#### Given instruction
Single out the lines that include the word "sport". Copy them.

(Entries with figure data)
☆ ☆ ☆ ☆ ☆ ☆ ☆
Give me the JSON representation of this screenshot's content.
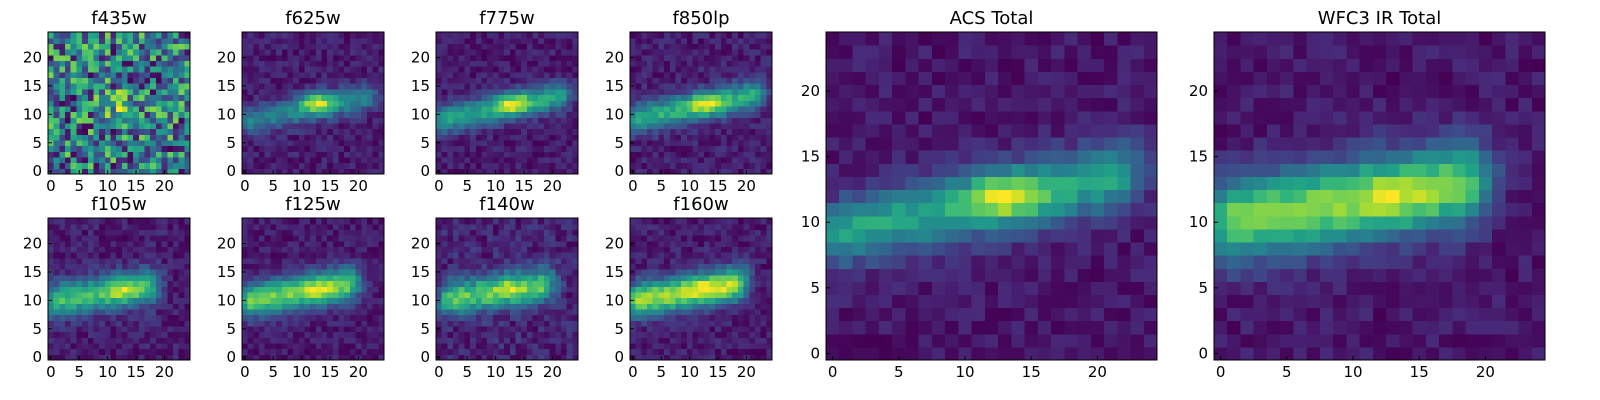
{
  "chart_data": [
    {
      "type": "heatmap",
      "title": "f435w",
      "xticks": [
        "0",
        "5",
        "10",
        "15",
        "20"
      ],
      "yticks": [
        "0",
        "5",
        "10",
        "15",
        "20"
      ],
      "xlim": [
        0,
        25
      ],
      "ylim": [
        0,
        25
      ],
      "colormap": "viridis",
      "source": {
        "base": 0.62,
        "noise": 0.26,
        "line_amp": 0.0,
        "knot_amp": 0.18,
        "knot_x": 12.5,
        "knot_y": 11.8,
        "knot_sx": 2.3,
        "knot_sy": 1.8,
        "seed": 11
      }
    },
    {
      "type": "heatmap",
      "title": "f625w",
      "xticks": [
        "0",
        "5",
        "10",
        "15",
        "20"
      ],
      "yticks": [
        "0",
        "5",
        "10",
        "15",
        "20"
      ],
      "xlim": [
        0,
        25
      ],
      "ylim": [
        0,
        25
      ],
      "colormap": "viridis",
      "source": {
        "base": 0.12,
        "noise": 0.08,
        "line_amp": 0.38,
        "x0": 0,
        "y0": 8.8,
        "slope": 0.2,
        "line_width": 1.7,
        "line_start": 1,
        "line_end": 21,
        "knot_amp": 0.55,
        "knot_x": 12.8,
        "knot_y": 12.2,
        "knot_sx": 2.2,
        "knot_sy": 1.3,
        "seed": 23
      }
    },
    {
      "type": "heatmap",
      "title": "f775w",
      "xticks": [
        "0",
        "5",
        "10",
        "15",
        "20"
      ],
      "yticks": [
        "0",
        "5",
        "10",
        "15",
        "20"
      ],
      "xlim": [
        0,
        25
      ],
      "ylim": [
        0,
        25
      ],
      "colormap": "viridis",
      "source": {
        "base": 0.12,
        "noise": 0.08,
        "line_amp": 0.55,
        "x0": 0,
        "y0": 9.0,
        "slope": 0.2,
        "line_width": 1.7,
        "line_start": 1,
        "line_end": 21,
        "knot_amp": 0.45,
        "knot_x": 13.0,
        "knot_y": 12.0,
        "knot_sx": 2.2,
        "knot_sy": 1.3,
        "seed": 37
      }
    },
    {
      "type": "heatmap",
      "title": "f850lp",
      "xticks": [
        "0",
        "5",
        "10",
        "15",
        "20"
      ],
      "yticks": [
        "0",
        "5",
        "10",
        "15",
        "20"
      ],
      "xlim": [
        0,
        25
      ],
      "ylim": [
        0,
        25
      ],
      "colormap": "viridis",
      "source": {
        "base": 0.12,
        "noise": 0.09,
        "line_amp": 0.6,
        "x0": 0,
        "y0": 9.2,
        "slope": 0.2,
        "line_width": 1.8,
        "line_start": 1,
        "line_end": 21,
        "knot_amp": 0.4,
        "knot_x": 13.0,
        "knot_y": 12.0,
        "knot_sx": 2.4,
        "knot_sy": 1.4,
        "seed": 41
      }
    },
    {
      "type": "heatmap",
      "title": "f105w",
      "xticks": [
        "0",
        "5",
        "10",
        "15",
        "20"
      ],
      "yticks": [
        "0",
        "5",
        "10",
        "15",
        "20"
      ],
      "xlim": [
        0,
        25
      ],
      "ylim": [
        0,
        25
      ],
      "colormap": "viridis",
      "source": {
        "base": 0.16,
        "noise": 0.1,
        "line_amp": 0.72,
        "x0": 0,
        "y0": 10.0,
        "slope": 0.14,
        "line_width": 2.1,
        "line_start": 1,
        "line_end": 17,
        "knot_amp": 0.3,
        "knot_x": 12.5,
        "knot_y": 12.0,
        "knot_sx": 2.0,
        "knot_sy": 1.4,
        "seed": 53
      }
    },
    {
      "type": "heatmap",
      "title": "f125w",
      "xticks": [
        "0",
        "5",
        "10",
        "15",
        "20"
      ],
      "yticks": [
        "0",
        "5",
        "10",
        "15",
        "20"
      ],
      "xlim": [
        0,
        25
      ],
      "ylim": [
        0,
        25
      ],
      "colormap": "viridis",
      "source": {
        "base": 0.13,
        "noise": 0.08,
        "line_amp": 0.8,
        "x0": 0,
        "y0": 10.0,
        "slope": 0.16,
        "line_width": 2.1,
        "line_start": 1,
        "line_end": 18,
        "knot_amp": 0.2,
        "knot_x": 13.0,
        "knot_y": 12.0,
        "knot_sx": 2.2,
        "knot_sy": 1.4,
        "seed": 67
      }
    },
    {
      "type": "heatmap",
      "title": "f140w",
      "xticks": [
        "0",
        "5",
        "10",
        "15",
        "20"
      ],
      "yticks": [
        "0",
        "5",
        "10",
        "15",
        "20"
      ],
      "xlim": [
        0,
        25
      ],
      "ylim": [
        0,
        25
      ],
      "colormap": "viridis",
      "source": {
        "base": 0.16,
        "noise": 0.12,
        "line_amp": 0.78,
        "x0": 0,
        "y0": 10.2,
        "slope": 0.14,
        "line_width": 2.1,
        "line_start": 2,
        "line_end": 18,
        "knot_amp": 0.2,
        "knot_x": 12.5,
        "knot_y": 12.0,
        "knot_sx": 2.2,
        "knot_sy": 1.4,
        "seed": 79
      }
    },
    {
      "type": "heatmap",
      "title": "f160w",
      "xticks": [
        "0",
        "5",
        "10",
        "15",
        "20"
      ],
      "yticks": [
        "0",
        "5",
        "10",
        "15",
        "20"
      ],
      "xlim": [
        0,
        25
      ],
      "ylim": [
        0,
        25
      ],
      "colormap": "viridis",
      "source": {
        "base": 0.13,
        "noise": 0.08,
        "line_amp": 0.8,
        "x0": 0,
        "y0": 10.0,
        "slope": 0.16,
        "line_width": 2.1,
        "line_start": 1,
        "line_end": 18,
        "knot_amp": 0.2,
        "knot_x": 13.0,
        "knot_y": 12.0,
        "knot_sx": 2.2,
        "knot_sy": 1.4,
        "seed": 83
      }
    },
    {
      "type": "heatmap",
      "title": "ACS Total",
      "xticks": [
        "0",
        "5",
        "10",
        "15",
        "20"
      ],
      "yticks": [
        "0",
        "5",
        "10",
        "15",
        "20"
      ],
      "xlim": [
        0,
        25
      ],
      "ylim": [
        0,
        25
      ],
      "colormap": "viridis",
      "source": {
        "base": 0.12,
        "noise": 0.07,
        "line_amp": 0.58,
        "x0": 0,
        "y0": 9.2,
        "slope": 0.2,
        "line_width": 1.8,
        "line_start": 1,
        "line_end": 21,
        "knot_amp": 0.45,
        "knot_x": 13.0,
        "knot_y": 12.0,
        "knot_sx": 2.1,
        "knot_sy": 1.3,
        "seed": 97
      }
    },
    {
      "type": "heatmap",
      "title": "WFC3 IR Total",
      "xticks": [
        "0",
        "5",
        "10",
        "15",
        "20"
      ],
      "yticks": [
        "0",
        "5",
        "10",
        "15",
        "20"
      ],
      "xlim": [
        0,
        25
      ],
      "ylim": [
        0,
        25
      ],
      "colormap": "viridis",
      "source": {
        "base": 0.12,
        "noise": 0.07,
        "line_amp": 0.82,
        "x0": 0,
        "y0": 10.0,
        "slope": 0.16,
        "line_width": 2.2,
        "line_start": 1,
        "line_end": 18,
        "knot_amp": 0.18,
        "knot_x": 13.0,
        "knot_y": 12.0,
        "knot_sx": 2.2,
        "knot_sy": 1.4,
        "seed": 101
      }
    }
  ]
}
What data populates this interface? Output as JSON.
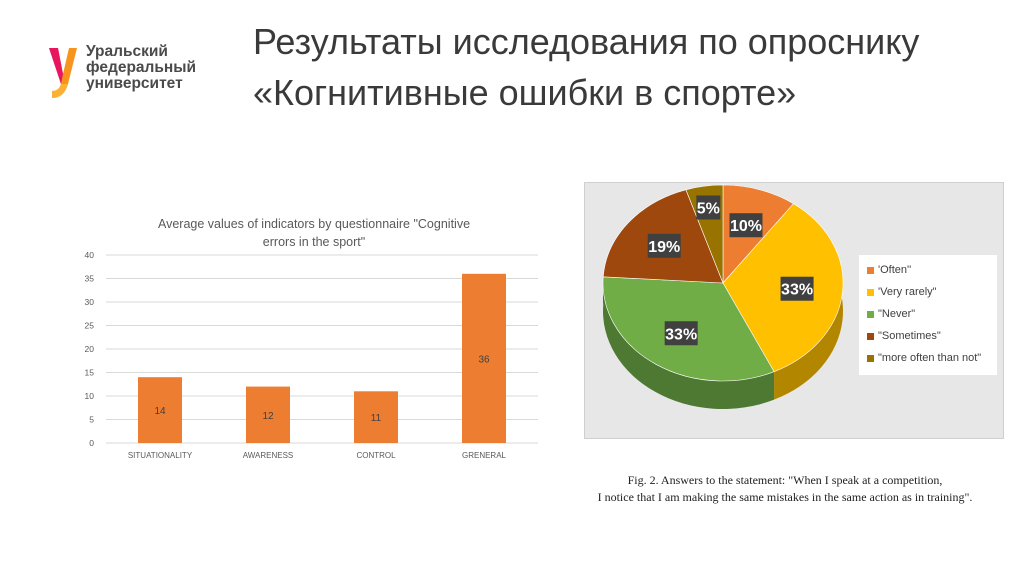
{
  "header": {
    "logo_lines": [
      "Уральский",
      "федеральный",
      "университет"
    ],
    "title": "Результаты исследования по опроснику «Когнитивные ошибки в спорте»"
  },
  "colors": {
    "bar": "#ed7d31",
    "gridline": "#d9d9d9",
    "axis_text": "#595959"
  },
  "chart_data": [
    {
      "type": "bar",
      "title": "Average values of indicators by questionnaire \"Cognitive errors in the sport\"",
      "title_lines": [
        "Average values of indicators by questionnaire \"Cognitive",
        "errors in the sport\""
      ],
      "categories": [
        "SITUATIONALITY",
        "AWARENESS",
        "CONTROL",
        "GRENERAL"
      ],
      "values": [
        14,
        12,
        11,
        36
      ],
      "ylim": [
        0,
        40
      ],
      "yticks": [
        0,
        5,
        10,
        15,
        20,
        25,
        30,
        35,
        40
      ],
      "grid": true,
      "xlabel": "",
      "ylabel": ""
    },
    {
      "type": "pie",
      "style": "3d",
      "slices": [
        {
          "label": "'Often''",
          "value": 10,
          "value_label": "10%",
          "color": "#ed7d31"
        },
        {
          "label": "'Very rarely\"",
          "value": 33,
          "value_label": "33%",
          "color": "#ffc000"
        },
        {
          "label": "\"Never\"",
          "value": 33,
          "value_label": "33%",
          "color": "#70ad47"
        },
        {
          "label": "\"Sometimes\"",
          "value": 19,
          "value_label": "19%",
          "color": "#9e480e"
        },
        {
          "label": "\"more often than not\"",
          "value": 5,
          "value_label": "5%",
          "color": "#997300"
        }
      ],
      "legend_position": "right"
    }
  ],
  "caption": {
    "line1": "Fig. 2. Answers to the statement: \"When I speak at a competition,",
    "line2": "I notice that I am making the same mistakes in the same action as in training\"."
  }
}
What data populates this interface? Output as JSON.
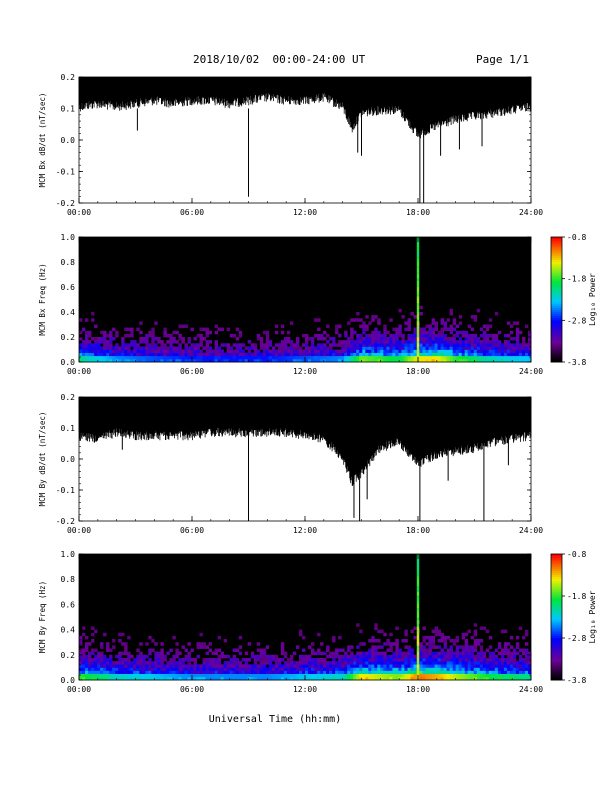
{
  "header": {
    "date_range": "2018/10/02  00:00-24:00 UT",
    "page": "Page 1/1"
  },
  "xlabel": "Universal Time (hh:mm)",
  "colors": {
    "trace": "#000000",
    "background": "#ffffff"
  },
  "chart_data": [
    {
      "type": "line",
      "ylabel": "MCM Bx dB/dt (nT/sec)",
      "xlim": [
        0,
        24
      ],
      "ylim": [
        -0.2,
        0.2
      ],
      "x_ticks": [
        "00:00",
        "06:00",
        "12:00",
        "18:00",
        "24:00"
      ],
      "y_ticks": [
        "0.2",
        "0.1",
        "0.0",
        "-0.1",
        "-0.2"
      ],
      "series": [
        {
          "x_hours": [
            0.0,
            1.0,
            2.0,
            3.0,
            4.0,
            5.0,
            6.0,
            7.0,
            8.0,
            9.0,
            10.0,
            11.0,
            12.0,
            13.0,
            14.0,
            14.5,
            15.0,
            16.0,
            17.0,
            18.0,
            19.0,
            20.0,
            21.0,
            22.0,
            23.0,
            24.0
          ],
          "band_top": [
            0.2,
            0.2,
            0.2,
            0.2,
            0.2,
            0.2,
            0.2,
            0.2,
            0.2,
            0.2,
            0.2,
            0.2,
            0.2,
            0.2,
            0.2,
            0.2,
            0.2,
            0.2,
            0.2,
            0.2,
            0.2,
            0.2,
            0.2,
            0.2,
            0.2,
            0.2
          ],
          "band_bottom": [
            0.12,
            0.13,
            0.12,
            0.13,
            0.14,
            0.13,
            0.14,
            0.14,
            0.13,
            0.14,
            0.15,
            0.14,
            0.14,
            0.15,
            0.12,
            0.05,
            0.1,
            0.11,
            0.11,
            0.03,
            0.06,
            0.08,
            0.09,
            0.1,
            0.11,
            0.12
          ],
          "spikes": [
            [
              3.1,
              0.03
            ],
            [
              9.0,
              -0.18
            ],
            [
              14.8,
              -0.04
            ],
            [
              15.0,
              -0.05
            ],
            [
              18.1,
              -0.2
            ],
            [
              18.3,
              -0.2
            ],
            [
              19.2,
              -0.05
            ],
            [
              20.2,
              -0.03
            ],
            [
              21.4,
              -0.02
            ]
          ]
        }
      ]
    },
    {
      "type": "heatmap",
      "ylabel": "MCM Bx Freq (Hz)",
      "xlim": [
        0,
        24
      ],
      "ylim": [
        0.0,
        1.0
      ],
      "x_ticks": [
        "00:00",
        "06:00",
        "12:00",
        "18:00",
        "24:00"
      ],
      "y_ticks": [
        "1.0",
        "0.8",
        "0.6",
        "0.4",
        "0.2",
        "0.0"
      ],
      "colorbar": {
        "label": "Log₁₀ Power",
        "ticks": [
          "-0.8",
          "-1.8",
          "-2.8",
          "-3.8"
        ],
        "range": [
          -3.8,
          -0.8
        ]
      },
      "activity_hours": [
        0.0,
        2.0,
        4.0,
        6.0,
        8.0,
        10.0,
        12.0,
        14.0,
        15.0,
        16.0,
        17.0,
        18.0,
        19.0,
        20.0,
        22.0,
        24.0
      ],
      "activity_level": [
        0.6,
        0.45,
        0.4,
        0.35,
        0.35,
        0.35,
        0.4,
        0.45,
        0.75,
        0.7,
        0.65,
        0.85,
        0.85,
        0.7,
        0.55,
        0.5
      ],
      "bright_line_hour": 18.0
    },
    {
      "type": "line",
      "ylabel": "MCM By dB/dt (nT/sec)",
      "xlim": [
        0,
        24
      ],
      "ylim": [
        -0.2,
        0.2
      ],
      "x_ticks": [
        "00:00",
        "06:00",
        "12:00",
        "18:00",
        "24:00"
      ],
      "y_ticks": [
        "0.2",
        "0.1",
        "0.0",
        "-0.1",
        "-0.2"
      ],
      "series": [
        {
          "x_hours": [
            0.0,
            1.0,
            2.0,
            3.0,
            4.0,
            5.0,
            6.0,
            7.0,
            8.0,
            9.0,
            10.0,
            11.0,
            12.0,
            13.0,
            14.0,
            14.5,
            15.0,
            16.0,
            17.0,
            18.0,
            19.0,
            20.0,
            21.0,
            22.0,
            23.0,
            24.0
          ],
          "band_top": [
            0.2,
            0.2,
            0.2,
            0.2,
            0.2,
            0.2,
            0.2,
            0.2,
            0.2,
            0.2,
            0.2,
            0.2,
            0.2,
            0.2,
            0.2,
            0.2,
            0.2,
            0.2,
            0.2,
            0.2,
            0.2,
            0.2,
            0.2,
            0.2,
            0.2,
            0.2
          ],
          "band_bottom": [
            0.09,
            0.08,
            0.1,
            0.09,
            0.09,
            0.09,
            0.09,
            0.1,
            0.1,
            0.1,
            0.1,
            0.1,
            0.09,
            0.08,
            0.02,
            -0.06,
            -0.03,
            0.05,
            0.07,
            0.0,
            0.03,
            0.04,
            0.05,
            0.07,
            0.08,
            0.09
          ],
          "spikes": [
            [
              2.3,
              0.03
            ],
            [
              9.0,
              -0.2
            ],
            [
              14.6,
              -0.19
            ],
            [
              14.9,
              -0.2
            ],
            [
              15.3,
              -0.13
            ],
            [
              18.1,
              -0.2
            ],
            [
              19.6,
              -0.07
            ],
            [
              21.5,
              -0.2
            ],
            [
              22.8,
              -0.02
            ]
          ]
        }
      ]
    },
    {
      "type": "heatmap",
      "ylabel": "MCM By Freq (Hz)",
      "xlim": [
        0,
        24
      ],
      "ylim": [
        0.0,
        1.0
      ],
      "x_ticks": [
        "00:00",
        "06:00",
        "12:00",
        "18:00",
        "24:00"
      ],
      "y_ticks": [
        "1.0",
        "0.8",
        "0.6",
        "0.4",
        "0.2",
        "0.0"
      ],
      "colorbar": {
        "label": "Log₁₀ Power",
        "ticks": [
          "-0.8",
          "-1.8",
          "-2.8",
          "-3.8"
        ],
        "range": [
          -3.8,
          -0.8
        ]
      },
      "activity_hours": [
        0.0,
        2.0,
        4.0,
        6.0,
        8.0,
        10.0,
        12.0,
        14.0,
        15.0,
        16.0,
        17.0,
        18.0,
        19.0,
        20.0,
        22.0,
        24.0
      ],
      "activity_level": [
        0.7,
        0.55,
        0.5,
        0.45,
        0.45,
        0.45,
        0.5,
        0.55,
        0.85,
        0.8,
        0.75,
        0.95,
        0.9,
        0.8,
        0.65,
        0.6
      ],
      "bright_line_hour": 18.0
    }
  ]
}
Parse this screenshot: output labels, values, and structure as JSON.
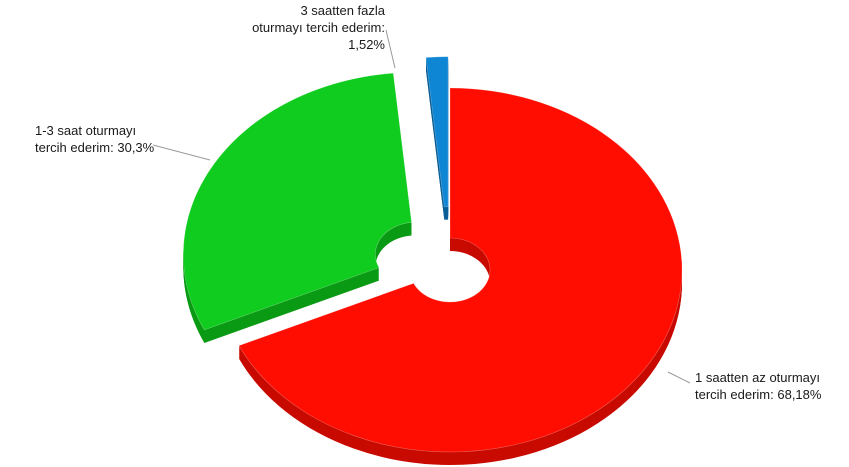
{
  "chart_data": {
    "type": "pie",
    "style": "3d-exploded-doughnut",
    "slices": [
      {
        "label_lines": [
          "1 saatten az oturmayı",
          "tercih ederim: 68,18%"
        ],
        "value": 68.18,
        "color": "#ff0d00",
        "side_color": "#c80a00"
      },
      {
        "label_lines": [
          "1-3 saat oturmayı",
          "tercih ederim: 30,3%"
        ],
        "value": 30.3,
        "color": "#10cc1e",
        "side_color": "#0a9a14"
      },
      {
        "label_lines": [
          "3 saatten fazla",
          "oturmayı tercih ederim:",
          "1,52%"
        ],
        "value": 1.52,
        "color": "#0e86d4",
        "side_color": "#0a5f98"
      }
    ]
  }
}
☆ ☆ ☆ ☆ ☆ ☆ ☆
#### The reply
      "title": "Average values of indicators by questionnaire \"Cognitive errors in the sport\"",
        "errors in the sport\""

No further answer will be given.